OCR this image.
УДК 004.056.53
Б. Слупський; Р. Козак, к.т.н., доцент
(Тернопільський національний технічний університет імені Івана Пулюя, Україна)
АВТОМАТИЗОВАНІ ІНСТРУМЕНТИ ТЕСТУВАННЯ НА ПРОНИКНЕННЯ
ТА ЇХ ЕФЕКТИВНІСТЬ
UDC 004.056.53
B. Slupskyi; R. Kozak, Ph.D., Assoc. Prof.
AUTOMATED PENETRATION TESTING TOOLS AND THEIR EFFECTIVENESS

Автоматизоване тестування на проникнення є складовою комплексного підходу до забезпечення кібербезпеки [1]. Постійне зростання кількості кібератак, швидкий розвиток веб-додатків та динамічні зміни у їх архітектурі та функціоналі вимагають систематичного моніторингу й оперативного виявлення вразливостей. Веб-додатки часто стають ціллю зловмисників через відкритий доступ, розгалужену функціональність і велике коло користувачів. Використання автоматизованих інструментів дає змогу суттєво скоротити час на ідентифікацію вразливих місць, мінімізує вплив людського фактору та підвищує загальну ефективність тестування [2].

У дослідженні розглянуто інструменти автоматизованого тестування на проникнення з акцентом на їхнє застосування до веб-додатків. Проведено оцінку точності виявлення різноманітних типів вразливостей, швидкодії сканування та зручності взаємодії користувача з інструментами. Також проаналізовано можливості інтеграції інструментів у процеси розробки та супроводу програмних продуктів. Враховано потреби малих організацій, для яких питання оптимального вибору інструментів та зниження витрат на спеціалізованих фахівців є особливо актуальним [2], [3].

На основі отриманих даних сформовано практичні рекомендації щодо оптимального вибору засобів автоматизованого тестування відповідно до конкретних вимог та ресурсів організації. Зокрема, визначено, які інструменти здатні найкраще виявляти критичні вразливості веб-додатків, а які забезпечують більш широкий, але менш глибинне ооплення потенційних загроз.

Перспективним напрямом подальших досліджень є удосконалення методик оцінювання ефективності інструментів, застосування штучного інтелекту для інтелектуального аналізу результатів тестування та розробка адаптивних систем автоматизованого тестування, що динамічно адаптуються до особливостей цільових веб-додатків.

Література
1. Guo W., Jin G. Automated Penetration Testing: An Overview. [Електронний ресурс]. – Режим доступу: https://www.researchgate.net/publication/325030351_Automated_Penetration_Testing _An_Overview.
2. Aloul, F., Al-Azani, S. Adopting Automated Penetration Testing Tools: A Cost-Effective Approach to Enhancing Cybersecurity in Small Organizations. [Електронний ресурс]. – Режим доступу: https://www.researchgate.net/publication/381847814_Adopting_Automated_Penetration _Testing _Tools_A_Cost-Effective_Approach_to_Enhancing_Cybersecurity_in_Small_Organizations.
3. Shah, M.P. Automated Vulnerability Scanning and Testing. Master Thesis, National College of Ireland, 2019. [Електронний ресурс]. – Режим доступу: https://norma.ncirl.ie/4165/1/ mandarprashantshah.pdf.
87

Work required: Write out all the lines again, exactly as they are.

Exercise output:
OCR this image.
УДК 004.056.53
Б. Слупський; Р. Козак, к.т.н., доцент
(Тернопільський національний технічний університет імені Івана Пулюя, Україна)
АВТОМАТИЗОВАНІ ІНСТРУМЕНТИ ТЕСТУВАННЯ НА ПРОНИКНЕННЯ
ТА ЇХ ЕФЕКТИВНІСТЬ
UDC 004.056.53
B. Slupskyi; R. Kozak, Ph.D., Assoc. Prof.
AUTOMATED PENETRATION TESTING TOOLS AND THEIR EFFECTIVENESS

Автоматизоване тестування на проникнення є складовою комплексного підходу до забезпечення кібербезпеки [1]. Постійне зростання кількості кібератак, швидкий розвиток веб-додатків та динамічні зміни у їх архітектурі та функціоналі вимагають систематичного моніторингу й оперативного виявлення вразливостей. Веб-додатки часто стають ціллю зловмисників через відкритий доступ, розгалужену функціональність і велике коло користувачів. Використання автоматизованих інструментів дає змогу суттєво скоротити час на ідентифікацію вразливих місць, мінімізує вплив людського фактору та підвищує загальну ефективність тестування [2].

У дослідженні розглянуто інструменти автоматизованого тестування на проникнення з акцентом на їхнє застосування до веб-додатків. Проведено оцінку точності виявлення різноманітних типів вразливостей, швидкодії сканування та зручності взаємодії користувача з інструментами. Також проаналізовано можливості інтеграції інструментів у процеси розробки та супроводу програмних продуктів. Враховано потреби малих організацій, для яких питання оптимального вибору інструментів та зниження витрат на спеціалізованих фахівців є особливо актуальним [2], [3].

На основі отриманих даних сформовано практичні рекомендації щодо оптимального вибору засобів автоматизованого тестування відповідно до конкретних вимог та ресурсів організації. Зокрема, визначено, які інструменти здатні найкраще виявляти критичні вразливості веб-додатків, а які забезпечують більш широкий, але менш глибинне ооплення потенційних загроз.

Перспективним напрямом подальших досліджень є удосконалення методик оцінювання ефективності інструментів, застосування штучного інтелекту для інтелектуального аналізу результатів тестування та розробка адаптивних систем автоматизованого тестування, що динамічно адаптуються до особливостей цільових веб-додатків.

Література
1. Guo W., Jin G. Automated Penetration Testing: An Overview. [Електронний ресурс]. – Режим доступу: https://www.researchgate.net/publication/325030351_Automated_Penetration_Testing _An_Overview.
2. Aloul, F., Al-Azani, S. Adopting Automated Penetration Testing Tools: A Cost-Effective Approach to Enhancing Cybersecurity in Small Organizations. [Електронний ресурс]. – Режим доступу: https://www.researchgate.net/publication/381847814_Adopting_Automated_Penetration _Testing _Tools_A_Cost-Effective_Approach_to_Enhancing_Cybersecurity_in_Small_Organizations.
3. Shah, M.P. Automated Vulnerability Scanning and Testing. Master Thesis, National College of Ireland, 2019. [Електронний ресурс]. – Режим доступу: https://norma.ncirl.ie/4165/1/ mandarprashantshah.pdf.
87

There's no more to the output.